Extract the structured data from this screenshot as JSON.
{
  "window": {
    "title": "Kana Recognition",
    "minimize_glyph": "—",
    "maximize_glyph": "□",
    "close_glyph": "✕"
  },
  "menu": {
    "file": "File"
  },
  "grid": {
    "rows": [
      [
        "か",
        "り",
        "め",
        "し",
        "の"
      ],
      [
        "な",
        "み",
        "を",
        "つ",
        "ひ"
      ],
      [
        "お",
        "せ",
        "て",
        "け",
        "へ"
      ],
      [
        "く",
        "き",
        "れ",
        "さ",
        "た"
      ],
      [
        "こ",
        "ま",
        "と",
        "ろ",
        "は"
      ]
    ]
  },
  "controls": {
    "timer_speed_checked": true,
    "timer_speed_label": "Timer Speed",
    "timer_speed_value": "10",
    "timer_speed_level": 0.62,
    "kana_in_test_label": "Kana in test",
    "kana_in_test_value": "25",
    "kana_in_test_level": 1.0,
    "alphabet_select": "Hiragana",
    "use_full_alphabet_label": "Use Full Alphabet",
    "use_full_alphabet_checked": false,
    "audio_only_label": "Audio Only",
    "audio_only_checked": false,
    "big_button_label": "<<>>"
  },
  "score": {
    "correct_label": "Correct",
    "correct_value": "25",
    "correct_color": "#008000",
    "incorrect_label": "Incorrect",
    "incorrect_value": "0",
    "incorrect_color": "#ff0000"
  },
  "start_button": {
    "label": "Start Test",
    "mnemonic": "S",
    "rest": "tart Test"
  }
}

* * *

Exercise instructions
Write out all the data again, exactly as it appears.

Exercise output
Extract the structured data from this screenshot as JSON.
{
  "window": {
    "title": "Kana Recognition",
    "minimize_glyph": "—",
    "maximize_glyph": "□",
    "close_glyph": "✕"
  },
  "menu": {
    "file": "File"
  },
  "grid": {
    "rows": [
      [
        "か",
        "り",
        "め",
        "し",
        "の"
      ],
      [
        "な",
        "み",
        "を",
        "つ",
        "ひ"
      ],
      [
        "お",
        "せ",
        "て",
        "け",
        "へ"
      ],
      [
        "く",
        "き",
        "れ",
        "さ",
        "た"
      ],
      [
        "こ",
        "ま",
        "と",
        "ろ",
        "は"
      ]
    ]
  },
  "controls": {
    "timer_speed_checked": true,
    "timer_speed_label": "Timer Speed",
    "timer_speed_value": "10",
    "timer_speed_level": 0.62,
    "kana_in_test_label": "Kana in test",
    "kana_in_test_value": "25",
    "kana_in_test_level": 1.0,
    "alphabet_select": "Hiragana",
    "use_full_alphabet_label": "Use Full Alphabet",
    "use_full_alphabet_checked": false,
    "audio_only_label": "Audio Only",
    "audio_only_checked": false,
    "big_button_label": "<<>>"
  },
  "score": {
    "correct_label": "Correct",
    "correct_value": "25",
    "correct_color": "#008000",
    "incorrect_label": "Incorrect",
    "incorrect_value": "0",
    "incorrect_color": "#ff0000"
  },
  "start_button": {
    "label": "Start Test",
    "mnemonic": "S",
    "rest": "tart Test"
  }
}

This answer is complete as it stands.